** START Given data **
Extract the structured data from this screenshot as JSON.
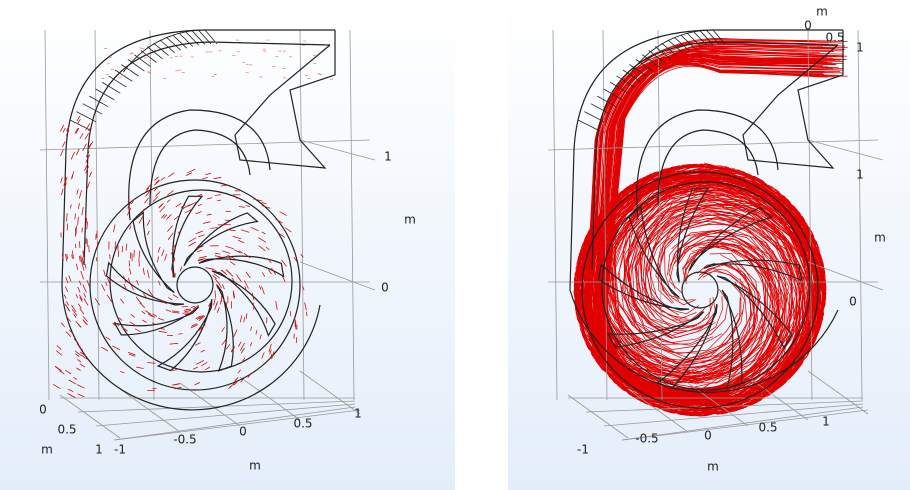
{
  "panels": [
    {
      "tick_labels": [
        "1",
        "m",
        "0",
        "0",
        "0.5",
        "1",
        "m",
        "-1",
        "-0.5",
        "0",
        "0.5",
        "1",
        "m"
      ]
    },
    {
      "tick_labels": [
        "m",
        "0",
        "0.5",
        "1",
        "1",
        "m",
        "0",
        "-1",
        "-0.5",
        "0",
        "0.5",
        "1",
        "m"
      ]
    }
  ]
}
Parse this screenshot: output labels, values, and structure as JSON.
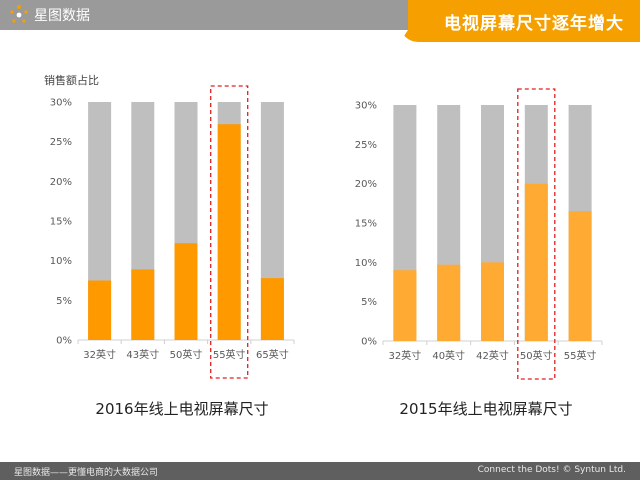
{
  "header": {
    "brand": "星图数据",
    "title": "电视屏幕尺寸逐年增大",
    "colors": {
      "bar": "#9a9a9a",
      "accent": "#f5a000"
    }
  },
  "footer": {
    "left": "星图数据——更懂电商的大数据公司",
    "right": "Connect the Dots! © Syntun Ltd."
  },
  "chart_data": [
    {
      "type": "bar",
      "title": "2016年线上电视屏幕尺寸",
      "ylabel": "销售额占比",
      "categories": [
        "32英寸",
        "43英寸",
        "50英寸",
        "55英寸",
        "65英寸"
      ],
      "values": [
        7.5,
        8.9,
        12.2,
        27.2,
        7.8
      ],
      "ylim": [
        0,
        30
      ],
      "yticks": [
        "0%",
        "5%",
        "10%",
        "15%",
        "20%",
        "25%",
        "30%"
      ],
      "highlight": "55英寸",
      "colors": {
        "background_bar": "#bfbfbf",
        "value_bar": "#ff9900"
      }
    },
    {
      "type": "bar",
      "title": "2015年线上电视屏幕尺寸",
      "ylabel": "",
      "categories": [
        "32英寸",
        "40英寸",
        "42英寸",
        "50英寸",
        "55英寸"
      ],
      "values": [
        9.0,
        9.7,
        10.0,
        20.0,
        16.5
      ],
      "ylim": [
        0,
        30
      ],
      "yticks": [
        "0%",
        "5%",
        "10%",
        "15%",
        "20%",
        "25%",
        "30%"
      ],
      "highlight": "50英寸",
      "colors": {
        "background_bar": "#bfbfbf",
        "value_bar": "#ffaa33"
      }
    }
  ]
}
** END Given data **
- _Problem requirements_
Leave the pictures out and reproduce all of the records exactly.

- _Reply_
Extract the structured data from this screenshot as JSON.
{
  "panels": [
    {
      "tick_labels": [
        "1",
        "m",
        "0",
        "0",
        "0.5",
        "1",
        "m",
        "-1",
        "-0.5",
        "0",
        "0.5",
        "1",
        "m"
      ]
    },
    {
      "tick_labels": [
        "m",
        "0",
        "0.5",
        "1",
        "1",
        "m",
        "0",
        "-1",
        "-0.5",
        "0",
        "0.5",
        "1",
        "m"
      ]
    }
  ]
}
Parse this screenshot: output labels, values, and structure as JSON.
{
  "header": {
    "brand": "星图数据",
    "title": "电视屏幕尺寸逐年增大",
    "colors": {
      "bar": "#9a9a9a",
      "accent": "#f5a000"
    }
  },
  "footer": {
    "left": "星图数据——更懂电商的大数据公司",
    "right": "Connect the Dots! © Syntun Ltd."
  },
  "chart_data": [
    {
      "type": "bar",
      "title": "2016年线上电视屏幕尺寸",
      "ylabel": "销售额占比",
      "categories": [
        "32英寸",
        "43英寸",
        "50英寸",
        "55英寸",
        "65英寸"
      ],
      "values": [
        7.5,
        8.9,
        12.2,
        27.2,
        7.8
      ],
      "ylim": [
        0,
        30
      ],
      "yticks": [
        "0%",
        "5%",
        "10%",
        "15%",
        "20%",
        "25%",
        "30%"
      ],
      "highlight": "55英寸",
      "colors": {
        "background_bar": "#bfbfbf",
        "value_bar": "#ff9900"
      }
    },
    {
      "type": "bar",
      "title": "2015年线上电视屏幕尺寸",
      "ylabel": "",
      "categories": [
        "32英寸",
        "40英寸",
        "42英寸",
        "50英寸",
        "55英寸"
      ],
      "values": [
        9.0,
        9.7,
        10.0,
        20.0,
        16.5
      ],
      "ylim": [
        0,
        30
      ],
      "yticks": [
        "0%",
        "5%",
        "10%",
        "15%",
        "20%",
        "25%",
        "30%"
      ],
      "highlight": "50英寸",
      "colors": {
        "background_bar": "#bfbfbf",
        "value_bar": "#ffaa33"
      }
    }
  ]
}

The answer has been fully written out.